→ Data supplied:
- - -

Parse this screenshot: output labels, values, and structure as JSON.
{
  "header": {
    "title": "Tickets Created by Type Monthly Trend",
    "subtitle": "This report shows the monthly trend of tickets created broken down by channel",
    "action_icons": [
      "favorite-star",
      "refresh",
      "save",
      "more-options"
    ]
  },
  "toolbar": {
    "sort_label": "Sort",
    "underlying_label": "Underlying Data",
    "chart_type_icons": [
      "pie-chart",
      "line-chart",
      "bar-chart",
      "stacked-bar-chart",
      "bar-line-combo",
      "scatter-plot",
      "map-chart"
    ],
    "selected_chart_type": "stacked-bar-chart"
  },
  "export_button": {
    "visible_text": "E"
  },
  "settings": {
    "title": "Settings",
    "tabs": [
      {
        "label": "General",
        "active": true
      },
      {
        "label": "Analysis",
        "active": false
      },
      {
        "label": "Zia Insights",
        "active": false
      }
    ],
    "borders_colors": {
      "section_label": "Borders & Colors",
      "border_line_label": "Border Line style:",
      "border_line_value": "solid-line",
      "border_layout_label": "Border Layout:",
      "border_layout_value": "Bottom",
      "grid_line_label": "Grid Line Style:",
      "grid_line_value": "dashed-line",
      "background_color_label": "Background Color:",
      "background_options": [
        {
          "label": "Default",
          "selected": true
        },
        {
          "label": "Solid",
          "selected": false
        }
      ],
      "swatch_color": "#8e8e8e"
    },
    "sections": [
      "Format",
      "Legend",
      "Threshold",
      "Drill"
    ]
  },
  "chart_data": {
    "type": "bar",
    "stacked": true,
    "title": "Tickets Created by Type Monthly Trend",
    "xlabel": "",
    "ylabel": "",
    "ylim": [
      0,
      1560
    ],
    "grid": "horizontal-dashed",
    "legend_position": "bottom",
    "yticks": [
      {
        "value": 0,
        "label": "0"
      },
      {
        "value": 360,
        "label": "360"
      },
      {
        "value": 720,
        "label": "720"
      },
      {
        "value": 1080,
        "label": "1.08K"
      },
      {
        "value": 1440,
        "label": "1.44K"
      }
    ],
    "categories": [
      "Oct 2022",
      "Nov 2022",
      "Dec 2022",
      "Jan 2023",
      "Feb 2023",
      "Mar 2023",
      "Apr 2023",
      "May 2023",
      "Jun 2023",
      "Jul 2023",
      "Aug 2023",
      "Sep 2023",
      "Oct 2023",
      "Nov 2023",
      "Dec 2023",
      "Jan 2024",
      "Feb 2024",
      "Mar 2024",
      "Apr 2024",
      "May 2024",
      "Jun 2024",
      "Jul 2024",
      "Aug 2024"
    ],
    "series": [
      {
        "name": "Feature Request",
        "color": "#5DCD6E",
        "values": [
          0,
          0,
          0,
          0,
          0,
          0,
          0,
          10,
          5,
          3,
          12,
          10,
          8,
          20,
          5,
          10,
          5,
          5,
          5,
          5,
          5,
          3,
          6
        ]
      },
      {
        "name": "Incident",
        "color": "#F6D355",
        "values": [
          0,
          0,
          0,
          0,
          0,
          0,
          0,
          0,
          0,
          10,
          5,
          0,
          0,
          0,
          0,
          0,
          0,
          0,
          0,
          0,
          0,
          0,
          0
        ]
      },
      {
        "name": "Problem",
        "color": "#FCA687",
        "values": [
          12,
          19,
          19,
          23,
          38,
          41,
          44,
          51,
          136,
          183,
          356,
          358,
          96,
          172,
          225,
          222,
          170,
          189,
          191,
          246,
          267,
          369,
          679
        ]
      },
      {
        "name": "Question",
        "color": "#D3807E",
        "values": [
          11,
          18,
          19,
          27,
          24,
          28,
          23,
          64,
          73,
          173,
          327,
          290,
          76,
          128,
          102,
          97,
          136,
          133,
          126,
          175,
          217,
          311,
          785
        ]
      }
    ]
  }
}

- - -

→ Description of the task:
Gather and return every line that holds the string "true".

→ Reply:
        "active": true
          "selected": true
    "stacked": true,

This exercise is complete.